Count the lines in the records below that contain the word "this", and give only that number.

— Start Input rows —

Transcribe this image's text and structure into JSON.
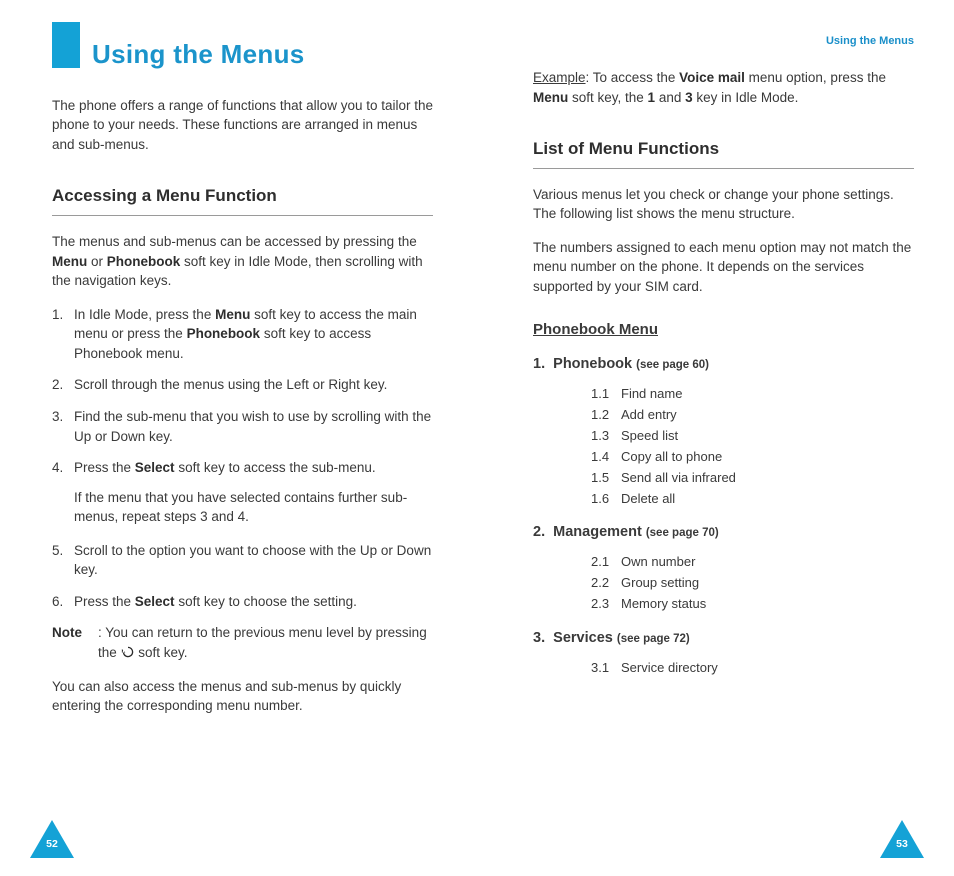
{
  "runningHead": "Using the Menus",
  "title": "Using the Menus",
  "intro": "The phone offers a range of functions that allow you to tailor the phone to your needs. These functions are arranged in menus and sub-menus.",
  "sectionA": {
    "heading": "Accessing a Menu Function",
    "lead_pre": "The menus and sub-menus can be accessed by pressing the ",
    "lead_b1": "Menu",
    "lead_mid1": " or ",
    "lead_b2": "Phonebook",
    "lead_post": " soft key in Idle Mode, then scrolling with the navigation keys.",
    "steps": {
      "s1_pre": "In Idle Mode, press the ",
      "s1_b1": "Menu",
      "s1_mid": " soft key to access the main menu or press the ",
      "s1_b2": "Phonebook",
      "s1_post": " soft key to access Phonebook menu.",
      "s2": "Scroll through the menus using the Left or Right key.",
      "s3": "Find the sub-menu that you wish to use by scrolling with the Up or Down key.",
      "s4_pre": "Press the ",
      "s4_b": "Select",
      "s4_post": " soft key to access the sub-menu.",
      "s4_extra": "If the menu that you have selected contains further sub-menus, repeat steps 3 and 4.",
      "s5": "Scroll to the option you want to choose with the Up or Down key.",
      "s6_pre": "Press the ",
      "s6_b": "Select",
      "s6_post": " soft key to choose the setting."
    },
    "note_label": "Note",
    "note_pre": ": You can return to the previous menu level by pressing the ",
    "note_post": " soft key.",
    "tail": "You can also access the menus and sub-menus by quickly entering the corresponding menu number."
  },
  "example": {
    "label": "Example",
    "pre": ": To access the ",
    "b1": "Voice mail",
    "mid1": " menu option, press the ",
    "b2": "Menu",
    "mid2": " soft key, the ",
    "b3": "1",
    "mid3": " and ",
    "b4": "3",
    "post": " key in Idle Mode."
  },
  "sectionB": {
    "heading": "List of Menu Functions",
    "p1": "Various menus let you check or change your phone settings. The following list shows the menu structure.",
    "p2": "The numbers assigned to each menu option may not match the menu number on the phone. It depends on the services supported by your SIM card.",
    "subheading": "Phonebook Menu",
    "m1": {
      "num": "1.",
      "name": "Phonebook",
      "see": "(see page 60)",
      "items": [
        {
          "n": "1.1",
          "t": "Find name"
        },
        {
          "n": "1.2",
          "t": "Add entry"
        },
        {
          "n": "1.3",
          "t": "Speed list"
        },
        {
          "n": "1.4",
          "t": "Copy all to phone"
        },
        {
          "n": "1.5",
          "t": "Send all via infrared"
        },
        {
          "n": "1.6",
          "t": "Delete all"
        }
      ]
    },
    "m2": {
      "num": "2.",
      "name": "Management",
      "see": "(see page 70)",
      "items": [
        {
          "n": "2.1",
          "t": "Own number"
        },
        {
          "n": "2.2",
          "t": "Group setting"
        },
        {
          "n": "2.3",
          "t": "Memory status"
        }
      ]
    },
    "m3": {
      "num": "3.",
      "name": "Services",
      "see": "(see page 72)",
      "items": [
        {
          "n": "3.1",
          "t": "Service directory"
        }
      ]
    }
  },
  "pageNumbers": {
    "left": "52",
    "right": "53"
  }
}
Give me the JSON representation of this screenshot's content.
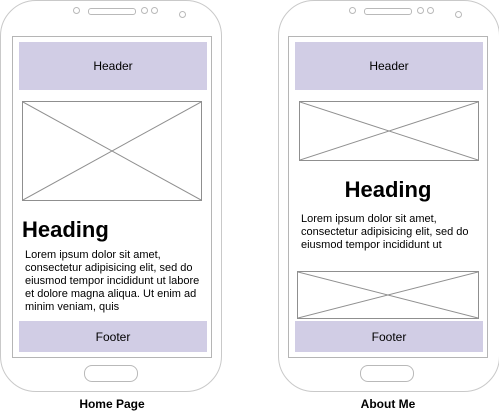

— End Input rows —

Response to the task: 2